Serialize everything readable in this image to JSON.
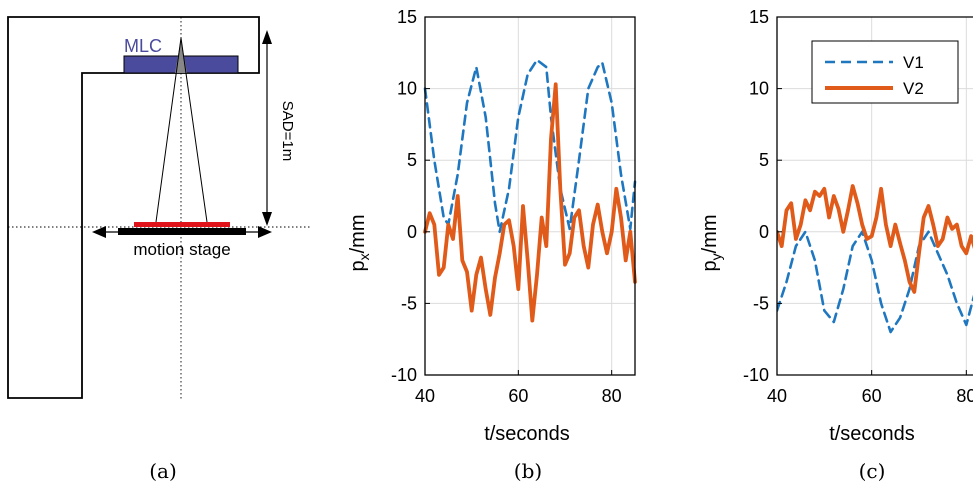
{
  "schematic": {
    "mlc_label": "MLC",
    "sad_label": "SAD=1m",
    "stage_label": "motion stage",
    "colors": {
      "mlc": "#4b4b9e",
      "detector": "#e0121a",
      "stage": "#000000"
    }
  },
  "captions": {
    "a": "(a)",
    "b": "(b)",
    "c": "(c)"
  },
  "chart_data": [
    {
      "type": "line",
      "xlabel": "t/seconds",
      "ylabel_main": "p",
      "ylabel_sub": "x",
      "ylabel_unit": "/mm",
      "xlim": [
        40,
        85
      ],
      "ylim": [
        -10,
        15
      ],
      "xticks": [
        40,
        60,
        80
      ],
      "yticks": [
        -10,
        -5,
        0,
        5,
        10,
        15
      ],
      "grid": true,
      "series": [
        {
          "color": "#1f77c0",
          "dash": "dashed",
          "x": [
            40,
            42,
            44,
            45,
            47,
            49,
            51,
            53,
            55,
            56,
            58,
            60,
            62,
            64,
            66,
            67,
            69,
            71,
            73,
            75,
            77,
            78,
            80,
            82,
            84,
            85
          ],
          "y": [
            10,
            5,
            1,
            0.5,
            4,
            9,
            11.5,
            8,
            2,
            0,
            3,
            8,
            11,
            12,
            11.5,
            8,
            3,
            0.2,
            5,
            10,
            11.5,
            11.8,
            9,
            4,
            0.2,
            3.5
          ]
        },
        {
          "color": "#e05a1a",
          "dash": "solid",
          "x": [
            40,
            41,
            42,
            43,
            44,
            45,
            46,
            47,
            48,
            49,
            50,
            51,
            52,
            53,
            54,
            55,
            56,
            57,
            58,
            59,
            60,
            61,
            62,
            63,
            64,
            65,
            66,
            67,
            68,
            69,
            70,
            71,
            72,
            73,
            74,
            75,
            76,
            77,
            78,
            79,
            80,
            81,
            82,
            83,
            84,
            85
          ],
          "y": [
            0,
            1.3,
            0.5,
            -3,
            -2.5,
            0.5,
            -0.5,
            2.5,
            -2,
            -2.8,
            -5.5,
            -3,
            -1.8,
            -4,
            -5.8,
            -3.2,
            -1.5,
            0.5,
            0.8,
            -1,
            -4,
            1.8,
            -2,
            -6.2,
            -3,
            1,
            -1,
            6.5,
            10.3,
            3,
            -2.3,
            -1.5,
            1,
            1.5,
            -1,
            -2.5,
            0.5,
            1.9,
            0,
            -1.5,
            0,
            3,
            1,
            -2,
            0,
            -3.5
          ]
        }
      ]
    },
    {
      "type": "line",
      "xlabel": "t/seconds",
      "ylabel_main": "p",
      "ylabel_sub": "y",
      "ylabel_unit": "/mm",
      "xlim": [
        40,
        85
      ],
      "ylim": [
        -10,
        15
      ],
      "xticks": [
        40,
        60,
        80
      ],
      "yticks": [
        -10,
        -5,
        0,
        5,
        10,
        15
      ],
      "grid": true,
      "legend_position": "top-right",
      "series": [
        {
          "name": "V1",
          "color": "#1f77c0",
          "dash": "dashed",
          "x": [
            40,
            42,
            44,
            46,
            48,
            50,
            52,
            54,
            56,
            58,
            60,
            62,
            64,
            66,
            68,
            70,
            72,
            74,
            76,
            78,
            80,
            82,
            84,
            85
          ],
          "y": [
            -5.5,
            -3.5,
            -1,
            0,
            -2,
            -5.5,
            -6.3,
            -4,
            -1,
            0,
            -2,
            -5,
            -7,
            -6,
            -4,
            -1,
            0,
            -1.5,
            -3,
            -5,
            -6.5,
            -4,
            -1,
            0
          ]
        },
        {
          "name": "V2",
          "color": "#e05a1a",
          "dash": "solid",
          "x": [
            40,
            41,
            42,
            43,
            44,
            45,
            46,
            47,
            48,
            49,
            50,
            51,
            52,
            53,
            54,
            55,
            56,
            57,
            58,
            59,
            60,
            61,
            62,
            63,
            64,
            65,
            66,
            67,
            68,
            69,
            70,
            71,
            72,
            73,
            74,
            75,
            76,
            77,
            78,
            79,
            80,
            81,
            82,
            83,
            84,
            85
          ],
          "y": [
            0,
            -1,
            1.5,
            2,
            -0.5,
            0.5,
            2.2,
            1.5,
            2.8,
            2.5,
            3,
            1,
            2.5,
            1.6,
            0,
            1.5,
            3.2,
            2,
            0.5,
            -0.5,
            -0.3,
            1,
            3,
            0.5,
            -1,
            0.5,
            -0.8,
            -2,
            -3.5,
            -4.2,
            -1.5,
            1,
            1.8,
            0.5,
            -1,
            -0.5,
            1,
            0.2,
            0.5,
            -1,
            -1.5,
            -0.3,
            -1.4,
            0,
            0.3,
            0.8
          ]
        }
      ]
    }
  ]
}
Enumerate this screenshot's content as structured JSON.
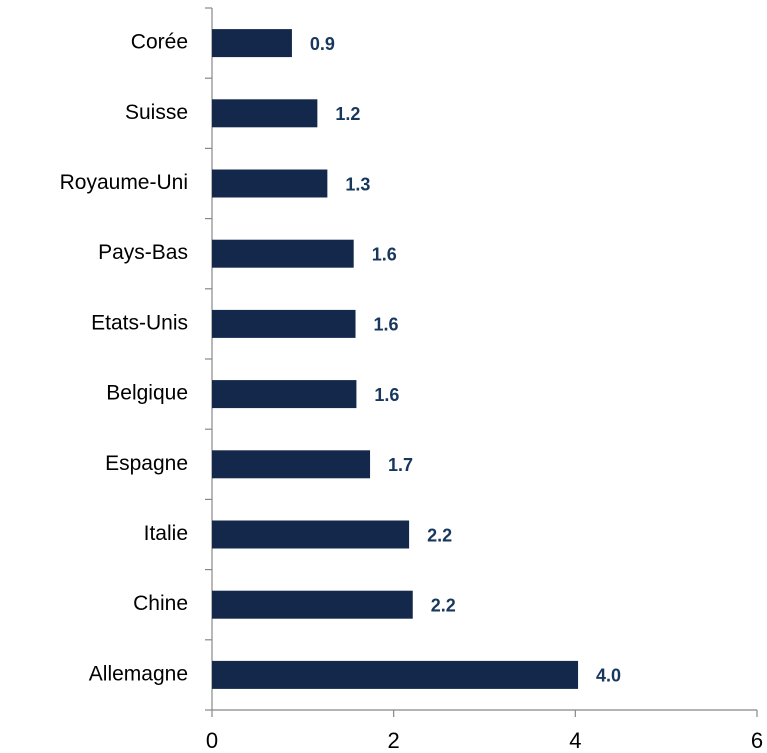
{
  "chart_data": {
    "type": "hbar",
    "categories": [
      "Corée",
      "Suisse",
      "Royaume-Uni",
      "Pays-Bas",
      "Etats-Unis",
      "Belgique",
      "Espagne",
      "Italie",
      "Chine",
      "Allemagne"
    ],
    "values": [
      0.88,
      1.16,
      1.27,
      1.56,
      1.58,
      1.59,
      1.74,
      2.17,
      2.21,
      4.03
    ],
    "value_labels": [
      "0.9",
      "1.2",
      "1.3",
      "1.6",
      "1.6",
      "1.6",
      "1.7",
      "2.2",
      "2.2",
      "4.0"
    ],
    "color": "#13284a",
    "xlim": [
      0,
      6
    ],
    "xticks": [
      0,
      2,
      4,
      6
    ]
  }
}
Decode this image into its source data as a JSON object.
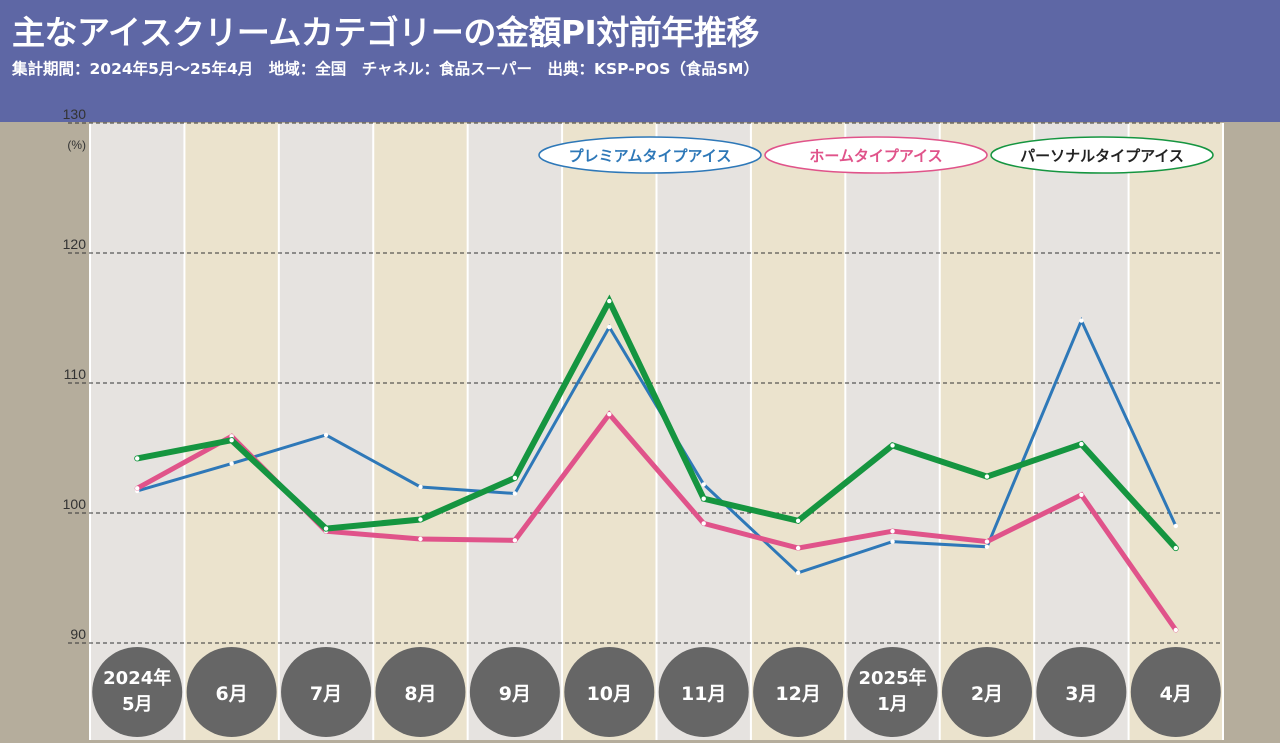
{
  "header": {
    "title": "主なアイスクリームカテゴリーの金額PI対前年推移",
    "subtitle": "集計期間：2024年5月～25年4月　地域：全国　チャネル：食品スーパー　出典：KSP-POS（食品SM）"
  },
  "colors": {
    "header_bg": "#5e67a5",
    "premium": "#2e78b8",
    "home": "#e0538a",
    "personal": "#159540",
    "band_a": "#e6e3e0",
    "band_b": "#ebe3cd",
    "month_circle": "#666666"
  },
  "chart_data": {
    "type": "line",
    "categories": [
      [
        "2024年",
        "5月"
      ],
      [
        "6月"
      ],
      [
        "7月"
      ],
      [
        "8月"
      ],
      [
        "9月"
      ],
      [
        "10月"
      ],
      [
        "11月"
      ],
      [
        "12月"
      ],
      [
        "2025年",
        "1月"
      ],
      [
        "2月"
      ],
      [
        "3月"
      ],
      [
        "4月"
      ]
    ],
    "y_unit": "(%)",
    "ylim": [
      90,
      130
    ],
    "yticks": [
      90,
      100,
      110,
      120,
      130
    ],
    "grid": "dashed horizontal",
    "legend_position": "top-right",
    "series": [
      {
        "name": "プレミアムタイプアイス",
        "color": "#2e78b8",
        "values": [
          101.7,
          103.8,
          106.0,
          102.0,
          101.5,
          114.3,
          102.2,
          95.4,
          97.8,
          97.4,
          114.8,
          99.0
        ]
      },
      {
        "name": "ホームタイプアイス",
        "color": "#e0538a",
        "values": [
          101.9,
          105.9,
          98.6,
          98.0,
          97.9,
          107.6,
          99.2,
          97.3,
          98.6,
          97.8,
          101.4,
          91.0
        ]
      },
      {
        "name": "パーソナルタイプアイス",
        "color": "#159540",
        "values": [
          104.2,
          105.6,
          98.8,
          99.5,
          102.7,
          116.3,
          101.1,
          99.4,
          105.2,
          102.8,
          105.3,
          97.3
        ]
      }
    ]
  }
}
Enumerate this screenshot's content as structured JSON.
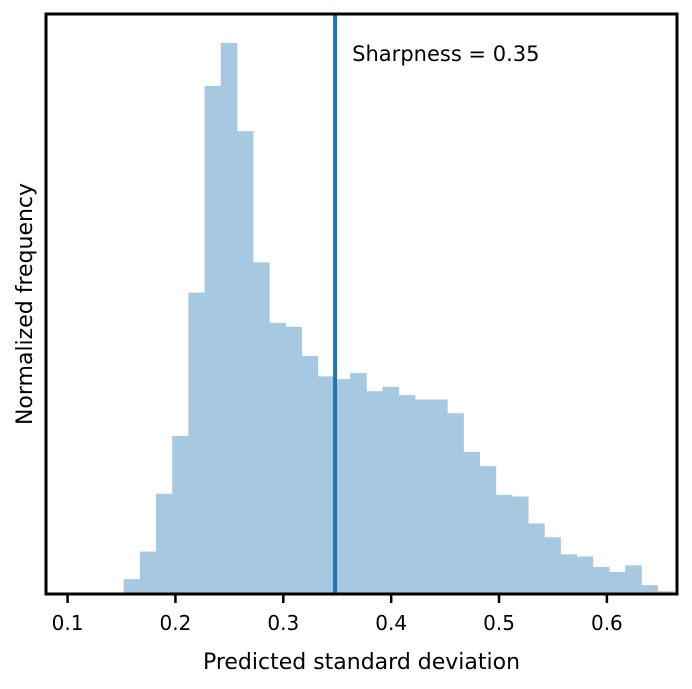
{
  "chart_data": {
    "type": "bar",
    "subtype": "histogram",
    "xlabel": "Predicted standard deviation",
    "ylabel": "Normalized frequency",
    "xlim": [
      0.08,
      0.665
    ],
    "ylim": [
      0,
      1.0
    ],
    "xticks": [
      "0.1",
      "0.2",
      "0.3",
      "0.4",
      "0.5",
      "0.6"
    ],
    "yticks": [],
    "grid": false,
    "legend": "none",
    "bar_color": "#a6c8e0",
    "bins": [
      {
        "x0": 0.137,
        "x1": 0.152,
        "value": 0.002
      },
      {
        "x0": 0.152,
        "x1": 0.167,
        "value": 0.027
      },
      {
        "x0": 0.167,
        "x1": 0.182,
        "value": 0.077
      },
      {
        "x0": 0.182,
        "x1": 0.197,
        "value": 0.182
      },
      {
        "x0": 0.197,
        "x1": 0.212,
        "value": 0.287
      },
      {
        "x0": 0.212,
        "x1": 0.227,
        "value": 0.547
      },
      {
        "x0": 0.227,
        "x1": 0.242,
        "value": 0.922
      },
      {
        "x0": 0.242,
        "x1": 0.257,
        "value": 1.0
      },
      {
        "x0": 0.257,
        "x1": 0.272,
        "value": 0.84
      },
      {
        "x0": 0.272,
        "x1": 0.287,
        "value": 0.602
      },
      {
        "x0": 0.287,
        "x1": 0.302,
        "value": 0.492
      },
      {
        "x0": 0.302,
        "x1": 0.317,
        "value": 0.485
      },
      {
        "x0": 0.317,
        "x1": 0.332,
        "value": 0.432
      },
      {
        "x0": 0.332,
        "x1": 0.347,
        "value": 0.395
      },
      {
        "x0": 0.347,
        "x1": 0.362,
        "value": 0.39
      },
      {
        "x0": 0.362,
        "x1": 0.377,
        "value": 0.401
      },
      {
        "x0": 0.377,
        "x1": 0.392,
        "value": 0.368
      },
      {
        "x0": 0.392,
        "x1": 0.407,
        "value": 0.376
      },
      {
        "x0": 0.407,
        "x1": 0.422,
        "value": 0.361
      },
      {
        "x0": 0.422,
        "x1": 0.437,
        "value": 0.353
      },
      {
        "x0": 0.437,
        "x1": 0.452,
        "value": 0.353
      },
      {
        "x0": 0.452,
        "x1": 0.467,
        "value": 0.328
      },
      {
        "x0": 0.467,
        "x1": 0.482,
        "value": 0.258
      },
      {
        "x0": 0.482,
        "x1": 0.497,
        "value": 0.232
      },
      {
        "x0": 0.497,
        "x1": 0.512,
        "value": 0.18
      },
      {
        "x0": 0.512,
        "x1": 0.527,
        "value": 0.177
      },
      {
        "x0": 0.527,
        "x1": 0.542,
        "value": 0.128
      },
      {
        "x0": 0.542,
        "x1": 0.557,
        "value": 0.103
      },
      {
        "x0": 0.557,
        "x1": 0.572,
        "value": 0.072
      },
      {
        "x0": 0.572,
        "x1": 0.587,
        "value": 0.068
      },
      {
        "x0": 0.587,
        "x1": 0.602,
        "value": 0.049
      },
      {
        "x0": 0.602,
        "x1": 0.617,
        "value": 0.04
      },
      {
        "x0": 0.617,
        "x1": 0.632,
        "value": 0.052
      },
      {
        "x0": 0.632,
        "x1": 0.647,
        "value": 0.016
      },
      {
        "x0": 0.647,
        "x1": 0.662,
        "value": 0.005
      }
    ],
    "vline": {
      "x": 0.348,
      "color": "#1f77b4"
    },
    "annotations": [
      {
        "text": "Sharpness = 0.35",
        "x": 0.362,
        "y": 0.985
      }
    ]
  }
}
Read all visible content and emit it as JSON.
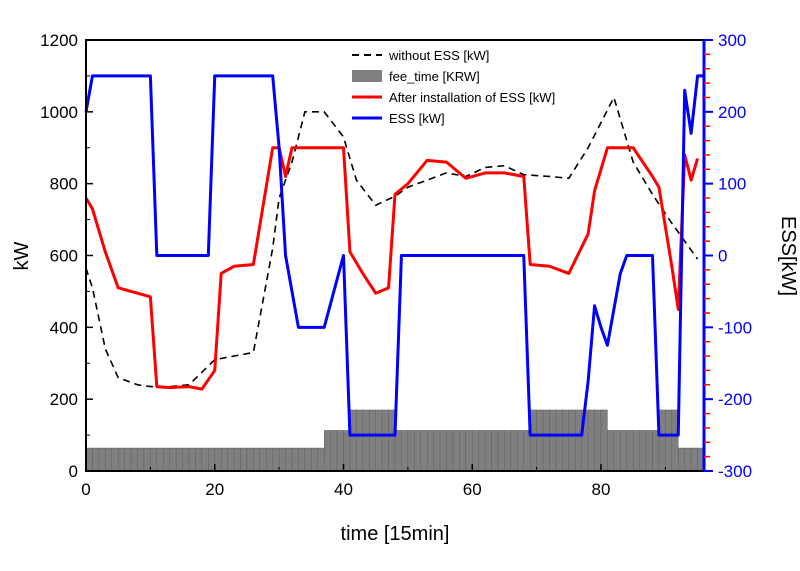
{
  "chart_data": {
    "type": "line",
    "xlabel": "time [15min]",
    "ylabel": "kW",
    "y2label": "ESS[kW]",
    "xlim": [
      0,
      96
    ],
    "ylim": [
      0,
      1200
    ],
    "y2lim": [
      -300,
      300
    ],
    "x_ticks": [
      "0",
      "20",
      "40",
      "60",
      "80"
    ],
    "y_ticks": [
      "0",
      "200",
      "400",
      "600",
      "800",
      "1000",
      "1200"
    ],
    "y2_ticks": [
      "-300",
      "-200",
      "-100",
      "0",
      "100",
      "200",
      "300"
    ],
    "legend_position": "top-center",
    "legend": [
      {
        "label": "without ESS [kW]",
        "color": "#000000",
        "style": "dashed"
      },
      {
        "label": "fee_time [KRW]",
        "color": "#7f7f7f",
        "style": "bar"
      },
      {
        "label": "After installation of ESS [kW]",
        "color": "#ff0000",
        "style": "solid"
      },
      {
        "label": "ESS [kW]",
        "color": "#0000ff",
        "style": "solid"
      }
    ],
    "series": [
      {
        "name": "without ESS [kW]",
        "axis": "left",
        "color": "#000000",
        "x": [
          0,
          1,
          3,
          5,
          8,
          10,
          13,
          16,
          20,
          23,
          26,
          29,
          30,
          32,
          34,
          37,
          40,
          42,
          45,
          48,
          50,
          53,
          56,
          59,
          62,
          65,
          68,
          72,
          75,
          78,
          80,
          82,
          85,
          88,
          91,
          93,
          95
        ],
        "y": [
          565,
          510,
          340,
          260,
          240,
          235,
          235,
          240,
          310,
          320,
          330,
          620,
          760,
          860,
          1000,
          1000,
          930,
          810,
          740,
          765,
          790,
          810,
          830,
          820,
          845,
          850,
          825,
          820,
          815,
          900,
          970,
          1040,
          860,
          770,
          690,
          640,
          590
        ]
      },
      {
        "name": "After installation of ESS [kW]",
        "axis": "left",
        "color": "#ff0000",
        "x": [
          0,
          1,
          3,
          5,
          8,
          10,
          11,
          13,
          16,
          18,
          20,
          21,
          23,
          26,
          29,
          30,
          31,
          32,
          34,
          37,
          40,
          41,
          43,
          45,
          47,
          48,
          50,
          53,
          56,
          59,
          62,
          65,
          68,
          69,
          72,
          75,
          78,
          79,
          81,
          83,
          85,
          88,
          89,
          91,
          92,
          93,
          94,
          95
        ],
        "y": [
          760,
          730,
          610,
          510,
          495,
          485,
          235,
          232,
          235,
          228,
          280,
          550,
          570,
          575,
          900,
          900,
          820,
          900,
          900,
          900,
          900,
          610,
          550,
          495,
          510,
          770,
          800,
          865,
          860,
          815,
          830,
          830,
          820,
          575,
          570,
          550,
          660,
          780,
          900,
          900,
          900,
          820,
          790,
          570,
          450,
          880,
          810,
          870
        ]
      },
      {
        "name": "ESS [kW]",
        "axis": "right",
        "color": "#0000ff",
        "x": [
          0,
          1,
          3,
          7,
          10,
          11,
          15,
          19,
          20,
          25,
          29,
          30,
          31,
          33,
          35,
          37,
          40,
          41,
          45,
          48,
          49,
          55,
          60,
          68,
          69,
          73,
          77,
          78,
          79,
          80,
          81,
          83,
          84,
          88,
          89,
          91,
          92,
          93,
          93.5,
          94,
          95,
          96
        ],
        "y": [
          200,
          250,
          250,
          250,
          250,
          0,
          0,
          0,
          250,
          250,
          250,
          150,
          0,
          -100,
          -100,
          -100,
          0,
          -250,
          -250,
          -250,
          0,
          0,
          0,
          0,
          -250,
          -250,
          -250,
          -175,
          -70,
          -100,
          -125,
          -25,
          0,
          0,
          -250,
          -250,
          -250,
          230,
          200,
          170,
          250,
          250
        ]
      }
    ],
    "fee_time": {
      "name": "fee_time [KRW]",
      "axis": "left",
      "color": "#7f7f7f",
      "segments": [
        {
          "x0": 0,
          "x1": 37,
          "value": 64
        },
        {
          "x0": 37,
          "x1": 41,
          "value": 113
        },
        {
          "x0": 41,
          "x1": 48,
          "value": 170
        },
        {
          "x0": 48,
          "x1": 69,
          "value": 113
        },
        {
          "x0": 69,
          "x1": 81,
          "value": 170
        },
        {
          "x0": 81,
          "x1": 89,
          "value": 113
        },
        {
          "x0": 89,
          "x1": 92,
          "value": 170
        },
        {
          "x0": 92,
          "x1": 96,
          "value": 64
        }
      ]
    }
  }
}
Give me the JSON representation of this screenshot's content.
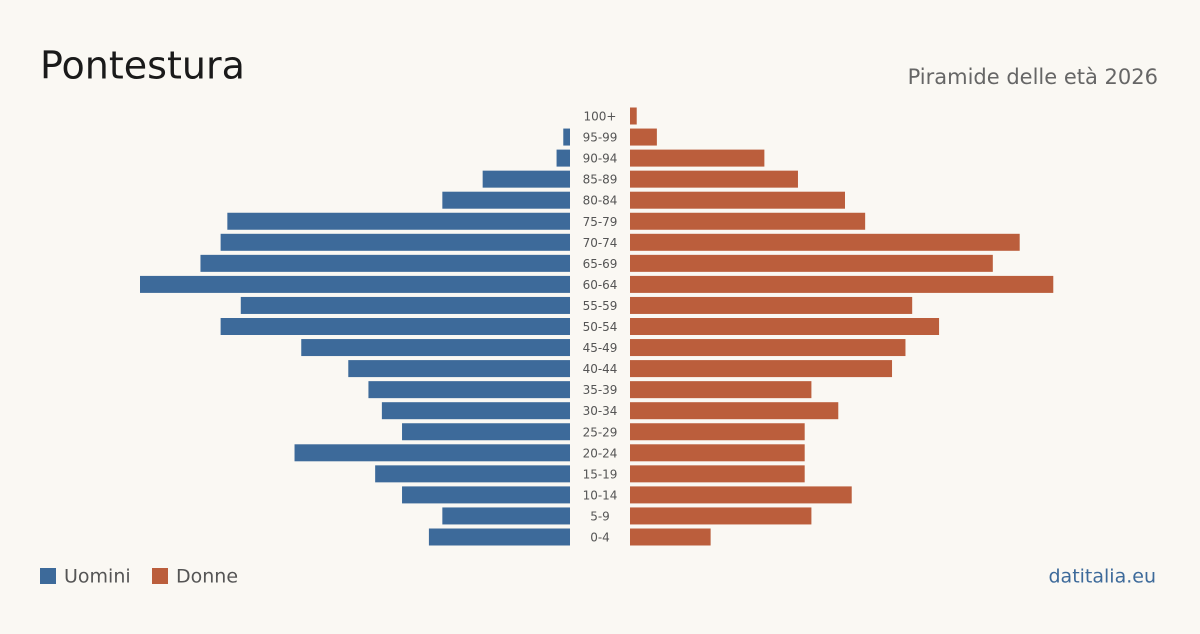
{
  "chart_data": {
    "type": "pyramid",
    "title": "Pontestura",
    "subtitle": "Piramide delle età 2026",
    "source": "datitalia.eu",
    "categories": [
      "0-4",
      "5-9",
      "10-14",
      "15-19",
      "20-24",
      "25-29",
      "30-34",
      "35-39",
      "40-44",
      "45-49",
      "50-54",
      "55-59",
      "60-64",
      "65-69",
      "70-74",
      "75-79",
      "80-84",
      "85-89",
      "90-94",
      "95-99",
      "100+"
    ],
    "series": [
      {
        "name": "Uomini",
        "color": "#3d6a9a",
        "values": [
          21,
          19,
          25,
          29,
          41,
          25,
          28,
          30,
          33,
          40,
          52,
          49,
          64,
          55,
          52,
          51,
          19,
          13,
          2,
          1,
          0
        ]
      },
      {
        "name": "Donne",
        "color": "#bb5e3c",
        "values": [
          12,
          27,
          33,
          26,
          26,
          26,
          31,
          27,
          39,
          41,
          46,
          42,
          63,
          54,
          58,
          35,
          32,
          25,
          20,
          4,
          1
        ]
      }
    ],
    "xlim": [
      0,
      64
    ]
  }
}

• **What you should do**:
In the data above, tally the lines holding "subtitle" and answer with the figure only.

• **The output**:
2